(Provided information):
______________________________
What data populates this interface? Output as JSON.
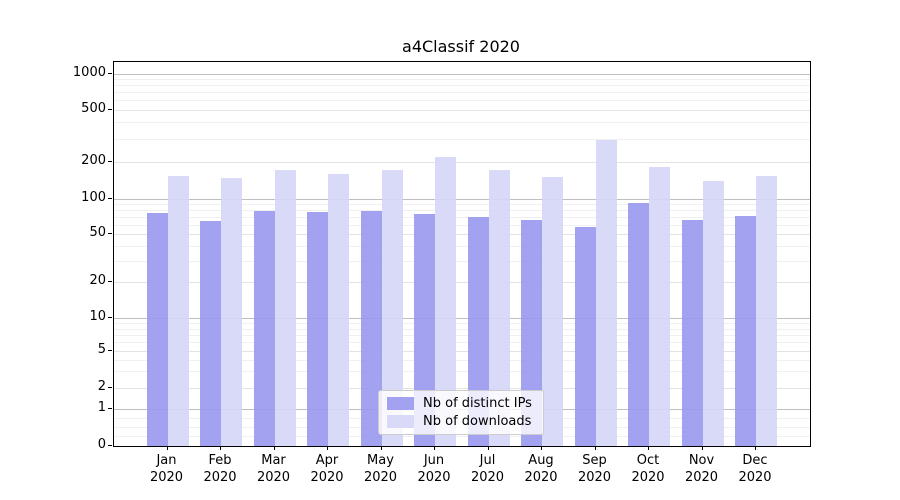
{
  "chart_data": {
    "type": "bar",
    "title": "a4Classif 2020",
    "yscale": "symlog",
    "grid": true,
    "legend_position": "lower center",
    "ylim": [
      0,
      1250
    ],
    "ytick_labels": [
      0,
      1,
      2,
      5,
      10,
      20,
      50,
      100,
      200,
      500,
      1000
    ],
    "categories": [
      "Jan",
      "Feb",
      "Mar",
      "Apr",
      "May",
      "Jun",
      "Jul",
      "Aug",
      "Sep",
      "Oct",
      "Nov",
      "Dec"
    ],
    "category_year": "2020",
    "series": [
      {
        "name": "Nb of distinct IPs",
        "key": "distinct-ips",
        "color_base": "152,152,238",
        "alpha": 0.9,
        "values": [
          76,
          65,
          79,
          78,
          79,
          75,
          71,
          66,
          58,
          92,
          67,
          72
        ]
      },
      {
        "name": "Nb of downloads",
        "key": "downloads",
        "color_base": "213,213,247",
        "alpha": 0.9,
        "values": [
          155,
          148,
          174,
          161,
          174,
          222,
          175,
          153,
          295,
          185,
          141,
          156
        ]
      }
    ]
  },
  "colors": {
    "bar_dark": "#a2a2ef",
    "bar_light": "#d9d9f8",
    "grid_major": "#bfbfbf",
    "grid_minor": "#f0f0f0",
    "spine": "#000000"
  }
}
______________________________
(What this task involves): Show every line from the entries above in which "name" appears.

(Exercise output):
        "name": "Nb of distinct IPs",
        "name": "Nb of downloads",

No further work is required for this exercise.